§ **Requirements**
Output each entry exactly; skip nothing.

§ **Source material**

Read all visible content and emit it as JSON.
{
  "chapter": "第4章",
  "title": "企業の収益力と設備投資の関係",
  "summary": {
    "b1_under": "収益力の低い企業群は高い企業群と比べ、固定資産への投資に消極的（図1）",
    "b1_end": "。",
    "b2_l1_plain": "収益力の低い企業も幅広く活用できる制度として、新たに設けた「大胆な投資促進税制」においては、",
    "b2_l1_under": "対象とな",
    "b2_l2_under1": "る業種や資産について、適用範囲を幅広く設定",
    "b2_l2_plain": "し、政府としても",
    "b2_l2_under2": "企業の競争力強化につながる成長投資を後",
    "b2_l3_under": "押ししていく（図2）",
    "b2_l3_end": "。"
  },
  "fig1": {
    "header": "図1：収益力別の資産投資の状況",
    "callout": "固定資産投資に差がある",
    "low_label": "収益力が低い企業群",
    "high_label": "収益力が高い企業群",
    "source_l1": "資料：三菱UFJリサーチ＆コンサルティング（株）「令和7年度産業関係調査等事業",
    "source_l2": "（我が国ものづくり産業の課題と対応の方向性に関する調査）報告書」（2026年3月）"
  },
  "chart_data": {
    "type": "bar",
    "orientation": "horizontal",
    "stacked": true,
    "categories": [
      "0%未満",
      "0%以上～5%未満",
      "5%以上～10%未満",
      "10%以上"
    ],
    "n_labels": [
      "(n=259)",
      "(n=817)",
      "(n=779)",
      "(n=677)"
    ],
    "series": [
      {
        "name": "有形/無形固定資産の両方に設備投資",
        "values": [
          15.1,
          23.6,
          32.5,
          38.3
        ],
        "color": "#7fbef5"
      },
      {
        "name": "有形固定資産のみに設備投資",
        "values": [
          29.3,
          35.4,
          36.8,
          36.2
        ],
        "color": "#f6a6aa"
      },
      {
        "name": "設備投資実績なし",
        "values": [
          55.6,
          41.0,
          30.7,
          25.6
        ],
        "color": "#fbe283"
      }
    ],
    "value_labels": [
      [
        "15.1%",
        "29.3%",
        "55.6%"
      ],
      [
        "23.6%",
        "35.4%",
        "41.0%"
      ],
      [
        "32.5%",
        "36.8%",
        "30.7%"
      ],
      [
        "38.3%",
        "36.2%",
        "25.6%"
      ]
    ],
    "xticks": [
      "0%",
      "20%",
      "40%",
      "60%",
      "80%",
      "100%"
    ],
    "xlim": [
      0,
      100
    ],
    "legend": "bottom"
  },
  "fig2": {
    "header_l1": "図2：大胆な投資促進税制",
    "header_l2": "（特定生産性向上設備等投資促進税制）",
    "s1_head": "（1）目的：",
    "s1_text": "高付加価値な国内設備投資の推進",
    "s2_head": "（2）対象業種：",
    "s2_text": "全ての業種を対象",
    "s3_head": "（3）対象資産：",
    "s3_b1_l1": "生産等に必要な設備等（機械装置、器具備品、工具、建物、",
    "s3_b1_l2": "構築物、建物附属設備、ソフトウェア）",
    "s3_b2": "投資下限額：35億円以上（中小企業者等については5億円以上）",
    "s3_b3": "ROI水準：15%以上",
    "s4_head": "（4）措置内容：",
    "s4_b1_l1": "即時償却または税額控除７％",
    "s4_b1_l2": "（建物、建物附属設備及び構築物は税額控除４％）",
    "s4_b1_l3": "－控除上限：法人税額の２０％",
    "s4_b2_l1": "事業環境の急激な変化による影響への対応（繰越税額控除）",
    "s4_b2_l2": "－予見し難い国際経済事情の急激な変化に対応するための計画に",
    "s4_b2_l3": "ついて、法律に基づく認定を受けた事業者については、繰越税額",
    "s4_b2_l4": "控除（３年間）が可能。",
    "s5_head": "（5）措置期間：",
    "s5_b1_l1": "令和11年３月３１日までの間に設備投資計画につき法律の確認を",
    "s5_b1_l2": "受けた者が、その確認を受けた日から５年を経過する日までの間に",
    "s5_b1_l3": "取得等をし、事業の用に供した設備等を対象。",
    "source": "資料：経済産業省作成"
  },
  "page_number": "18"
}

§ **The completed task**
Read all visible content and emit it as JSON.
{
  "chapter": "第4章",
  "title": "企業の収益力と設備投資の関係",
  "summary": {
    "b1_under": "収益力の低い企業群は高い企業群と比べ、固定資産への投資に消極的（図1）",
    "b1_end": "。",
    "b2_l1_plain": "収益力の低い企業も幅広く活用できる制度として、新たに設けた「大胆な投資促進税制」においては、",
    "b2_l1_under": "対象とな",
    "b2_l2_under1": "る業種や資産について、適用範囲を幅広く設定",
    "b2_l2_plain": "し、政府としても",
    "b2_l2_under2": "企業の競争力強化につながる成長投資を後",
    "b2_l3_under": "押ししていく（図2）",
    "b2_l3_end": "。"
  },
  "fig1": {
    "header": "図1：収益力別の資産投資の状況",
    "callout": "固定資産投資に差がある",
    "low_label": "収益力が低い企業群",
    "high_label": "収益力が高い企業群",
    "source_l1": "資料：三菱UFJリサーチ＆コンサルティング（株）「令和7年度産業関係調査等事業",
    "source_l2": "（我が国ものづくり産業の課題と対応の方向性に関する調査）報告書」（2026年3月）"
  },
  "chart_data": {
    "type": "bar",
    "orientation": "horizontal",
    "stacked": true,
    "categories": [
      "0%未満",
      "0%以上～5%未満",
      "5%以上～10%未満",
      "10%以上"
    ],
    "n_labels": [
      "(n=259)",
      "(n=817)",
      "(n=779)",
      "(n=677)"
    ],
    "series": [
      {
        "name": "有形/無形固定資産の両方に設備投資",
        "values": [
          15.1,
          23.6,
          32.5,
          38.3
        ],
        "color": "#7fbef5"
      },
      {
        "name": "有形固定資産のみに設備投資",
        "values": [
          29.3,
          35.4,
          36.8,
          36.2
        ],
        "color": "#f6a6aa"
      },
      {
        "name": "設備投資実績なし",
        "values": [
          55.6,
          41.0,
          30.7,
          25.6
        ],
        "color": "#fbe283"
      }
    ],
    "value_labels": [
      [
        "15.1%",
        "29.3%",
        "55.6%"
      ],
      [
        "23.6%",
        "35.4%",
        "41.0%"
      ],
      [
        "32.5%",
        "36.8%",
        "30.7%"
      ],
      [
        "38.3%",
        "36.2%",
        "25.6%"
      ]
    ],
    "xticks": [
      "0%",
      "20%",
      "40%",
      "60%",
      "80%",
      "100%"
    ],
    "xlim": [
      0,
      100
    ],
    "legend": "bottom"
  },
  "fig2": {
    "header_l1": "図2：大胆な投資促進税制",
    "header_l2": "（特定生産性向上設備等投資促進税制）",
    "s1_head": "（1）目的：",
    "s1_text": "高付加価値な国内設備投資の推進",
    "s2_head": "（2）対象業種：",
    "s2_text": "全ての業種を対象",
    "s3_head": "（3）対象資産：",
    "s3_b1_l1": "生産等に必要な設備等（機械装置、器具備品、工具、建物、",
    "s3_b1_l2": "構築物、建物附属設備、ソフトウェア）",
    "s3_b2": "投資下限額：35億円以上（中小企業者等については5億円以上）",
    "s3_b3": "ROI水準：15%以上",
    "s4_head": "（4）措置内容：",
    "s4_b1_l1": "即時償却または税額控除７％",
    "s4_b1_l2": "（建物、建物附属設備及び構築物は税額控除４％）",
    "s4_b1_l3": "－控除上限：法人税額の２０％",
    "s4_b2_l1": "事業環境の急激な変化による影響への対応（繰越税額控除）",
    "s4_b2_l2": "－予見し難い国際経済事情の急激な変化に対応するための計画に",
    "s4_b2_l3": "ついて、法律に基づく認定を受けた事業者については、繰越税額",
    "s4_b2_l4": "控除（３年間）が可能。",
    "s5_head": "（5）措置期間：",
    "s5_b1_l1": "令和11年３月３１日までの間に設備投資計画につき法律の確認を",
    "s5_b1_l2": "受けた者が、その確認を受けた日から５年を経過する日までの間に",
    "s5_b1_l3": "取得等をし、事業の用に供した設備等を対象。",
    "source": "資料：経済産業省作成"
  },
  "page_number": "18"
}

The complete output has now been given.